_YOUR TASK_
From the listing below, extract every line in which the word "remove" appears.

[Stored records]
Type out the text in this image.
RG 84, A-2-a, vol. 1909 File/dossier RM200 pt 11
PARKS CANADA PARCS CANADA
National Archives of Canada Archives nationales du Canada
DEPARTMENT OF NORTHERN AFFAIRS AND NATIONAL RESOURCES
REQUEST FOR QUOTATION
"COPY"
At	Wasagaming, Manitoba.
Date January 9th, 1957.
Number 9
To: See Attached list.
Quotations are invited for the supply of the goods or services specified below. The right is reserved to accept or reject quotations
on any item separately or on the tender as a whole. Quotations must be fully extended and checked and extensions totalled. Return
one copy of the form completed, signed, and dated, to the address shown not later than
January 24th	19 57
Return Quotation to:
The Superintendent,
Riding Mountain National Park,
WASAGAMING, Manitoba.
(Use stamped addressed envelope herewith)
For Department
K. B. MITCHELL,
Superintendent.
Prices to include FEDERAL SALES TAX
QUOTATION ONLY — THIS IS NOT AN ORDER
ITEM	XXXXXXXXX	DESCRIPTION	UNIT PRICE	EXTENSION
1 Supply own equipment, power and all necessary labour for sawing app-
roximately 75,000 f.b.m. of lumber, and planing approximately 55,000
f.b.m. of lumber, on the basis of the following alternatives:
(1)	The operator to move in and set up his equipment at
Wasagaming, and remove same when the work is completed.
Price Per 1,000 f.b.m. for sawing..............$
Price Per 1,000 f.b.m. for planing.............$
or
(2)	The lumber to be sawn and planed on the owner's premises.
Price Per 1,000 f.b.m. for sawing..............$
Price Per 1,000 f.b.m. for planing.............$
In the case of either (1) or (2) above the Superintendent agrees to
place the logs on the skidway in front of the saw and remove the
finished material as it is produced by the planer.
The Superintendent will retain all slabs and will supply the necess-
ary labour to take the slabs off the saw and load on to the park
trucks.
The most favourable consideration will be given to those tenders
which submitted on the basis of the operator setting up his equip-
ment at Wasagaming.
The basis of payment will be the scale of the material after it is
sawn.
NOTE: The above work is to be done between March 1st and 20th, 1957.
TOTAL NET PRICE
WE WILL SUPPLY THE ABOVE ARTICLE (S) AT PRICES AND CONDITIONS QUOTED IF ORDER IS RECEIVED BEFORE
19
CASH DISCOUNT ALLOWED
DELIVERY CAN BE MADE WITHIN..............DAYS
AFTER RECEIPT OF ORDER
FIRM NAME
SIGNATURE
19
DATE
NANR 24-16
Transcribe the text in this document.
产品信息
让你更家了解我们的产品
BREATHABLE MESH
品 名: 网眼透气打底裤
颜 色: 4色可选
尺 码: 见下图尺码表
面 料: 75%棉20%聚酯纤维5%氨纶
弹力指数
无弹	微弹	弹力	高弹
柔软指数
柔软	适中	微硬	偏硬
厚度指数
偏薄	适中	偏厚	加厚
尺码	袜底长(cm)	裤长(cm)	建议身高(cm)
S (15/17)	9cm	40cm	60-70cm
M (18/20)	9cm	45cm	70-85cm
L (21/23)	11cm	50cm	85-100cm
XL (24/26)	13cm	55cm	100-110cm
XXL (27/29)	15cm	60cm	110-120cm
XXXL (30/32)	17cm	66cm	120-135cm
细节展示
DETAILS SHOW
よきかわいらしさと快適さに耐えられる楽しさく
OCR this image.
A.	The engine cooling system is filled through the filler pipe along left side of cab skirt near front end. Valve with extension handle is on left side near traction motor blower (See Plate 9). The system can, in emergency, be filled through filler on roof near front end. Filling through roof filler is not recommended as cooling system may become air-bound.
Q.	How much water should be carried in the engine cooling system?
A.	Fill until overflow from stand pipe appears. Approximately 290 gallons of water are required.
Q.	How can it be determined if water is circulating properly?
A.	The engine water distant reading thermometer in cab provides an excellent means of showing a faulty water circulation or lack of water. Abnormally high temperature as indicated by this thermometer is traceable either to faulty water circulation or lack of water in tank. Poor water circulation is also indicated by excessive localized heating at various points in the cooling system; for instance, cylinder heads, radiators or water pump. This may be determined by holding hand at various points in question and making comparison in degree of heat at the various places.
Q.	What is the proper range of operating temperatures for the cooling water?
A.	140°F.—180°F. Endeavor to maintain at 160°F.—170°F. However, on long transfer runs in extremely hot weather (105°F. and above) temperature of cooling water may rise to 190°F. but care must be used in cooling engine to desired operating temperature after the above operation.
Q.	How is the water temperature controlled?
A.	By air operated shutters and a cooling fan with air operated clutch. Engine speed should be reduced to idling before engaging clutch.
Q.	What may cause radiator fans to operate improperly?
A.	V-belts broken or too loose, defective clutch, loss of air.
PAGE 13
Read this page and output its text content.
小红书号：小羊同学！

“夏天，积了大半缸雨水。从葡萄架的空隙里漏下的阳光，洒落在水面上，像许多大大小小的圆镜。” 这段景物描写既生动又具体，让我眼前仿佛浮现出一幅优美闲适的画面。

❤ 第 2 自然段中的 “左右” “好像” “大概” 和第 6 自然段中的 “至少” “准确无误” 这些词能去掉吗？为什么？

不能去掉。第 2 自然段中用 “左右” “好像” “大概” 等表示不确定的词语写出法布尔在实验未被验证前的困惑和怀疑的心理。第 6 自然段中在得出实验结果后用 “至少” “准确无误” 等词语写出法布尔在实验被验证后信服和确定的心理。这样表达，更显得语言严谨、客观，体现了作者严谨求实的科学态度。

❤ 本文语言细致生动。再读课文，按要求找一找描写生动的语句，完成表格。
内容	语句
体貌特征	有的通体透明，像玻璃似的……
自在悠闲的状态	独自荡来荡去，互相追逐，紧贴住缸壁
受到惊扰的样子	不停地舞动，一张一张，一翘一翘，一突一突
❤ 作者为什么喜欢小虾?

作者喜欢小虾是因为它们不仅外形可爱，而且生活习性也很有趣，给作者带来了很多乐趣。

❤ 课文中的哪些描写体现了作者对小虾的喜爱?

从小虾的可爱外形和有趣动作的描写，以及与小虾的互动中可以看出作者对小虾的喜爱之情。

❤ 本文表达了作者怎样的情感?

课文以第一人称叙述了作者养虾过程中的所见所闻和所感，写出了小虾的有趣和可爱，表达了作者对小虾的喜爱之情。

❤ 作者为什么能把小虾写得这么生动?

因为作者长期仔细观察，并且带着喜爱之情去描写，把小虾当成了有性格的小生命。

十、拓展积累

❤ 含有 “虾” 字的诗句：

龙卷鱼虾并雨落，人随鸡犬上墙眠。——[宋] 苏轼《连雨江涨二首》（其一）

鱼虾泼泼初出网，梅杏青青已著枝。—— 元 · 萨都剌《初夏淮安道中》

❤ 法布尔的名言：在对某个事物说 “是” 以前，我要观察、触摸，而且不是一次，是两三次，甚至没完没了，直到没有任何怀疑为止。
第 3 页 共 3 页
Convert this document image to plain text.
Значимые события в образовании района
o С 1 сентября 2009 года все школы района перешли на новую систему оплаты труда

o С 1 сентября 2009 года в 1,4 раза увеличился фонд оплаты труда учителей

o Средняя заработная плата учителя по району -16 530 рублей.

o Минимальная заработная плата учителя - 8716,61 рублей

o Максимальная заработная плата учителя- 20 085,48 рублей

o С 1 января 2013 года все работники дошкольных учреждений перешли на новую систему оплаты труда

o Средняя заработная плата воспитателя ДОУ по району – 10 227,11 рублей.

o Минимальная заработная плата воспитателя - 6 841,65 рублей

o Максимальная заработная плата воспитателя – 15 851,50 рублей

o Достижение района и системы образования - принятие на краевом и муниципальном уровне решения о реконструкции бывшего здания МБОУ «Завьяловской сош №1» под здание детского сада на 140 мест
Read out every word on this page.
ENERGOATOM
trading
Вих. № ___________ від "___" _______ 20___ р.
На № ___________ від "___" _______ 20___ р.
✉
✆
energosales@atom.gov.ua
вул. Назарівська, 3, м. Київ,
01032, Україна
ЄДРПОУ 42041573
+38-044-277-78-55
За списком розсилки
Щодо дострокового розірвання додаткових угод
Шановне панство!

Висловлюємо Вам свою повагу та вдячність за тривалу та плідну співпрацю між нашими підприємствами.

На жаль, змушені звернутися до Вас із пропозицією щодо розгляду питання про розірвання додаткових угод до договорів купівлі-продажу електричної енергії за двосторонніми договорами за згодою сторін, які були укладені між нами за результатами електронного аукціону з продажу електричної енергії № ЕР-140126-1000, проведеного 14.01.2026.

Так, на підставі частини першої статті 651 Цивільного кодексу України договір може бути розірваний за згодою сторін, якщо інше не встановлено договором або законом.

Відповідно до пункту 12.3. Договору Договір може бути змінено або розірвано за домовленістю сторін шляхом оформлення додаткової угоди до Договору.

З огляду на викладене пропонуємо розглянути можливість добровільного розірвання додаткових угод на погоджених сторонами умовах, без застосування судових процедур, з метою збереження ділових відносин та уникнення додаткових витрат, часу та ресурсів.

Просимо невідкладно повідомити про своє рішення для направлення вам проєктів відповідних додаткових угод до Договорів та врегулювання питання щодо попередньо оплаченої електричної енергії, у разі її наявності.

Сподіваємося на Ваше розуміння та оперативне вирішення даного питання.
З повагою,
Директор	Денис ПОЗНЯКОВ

_FINISHED ANSWER_
Wasagaming, and remove same when the work is completed.
place the logs on the skidway in front of the saw and remove the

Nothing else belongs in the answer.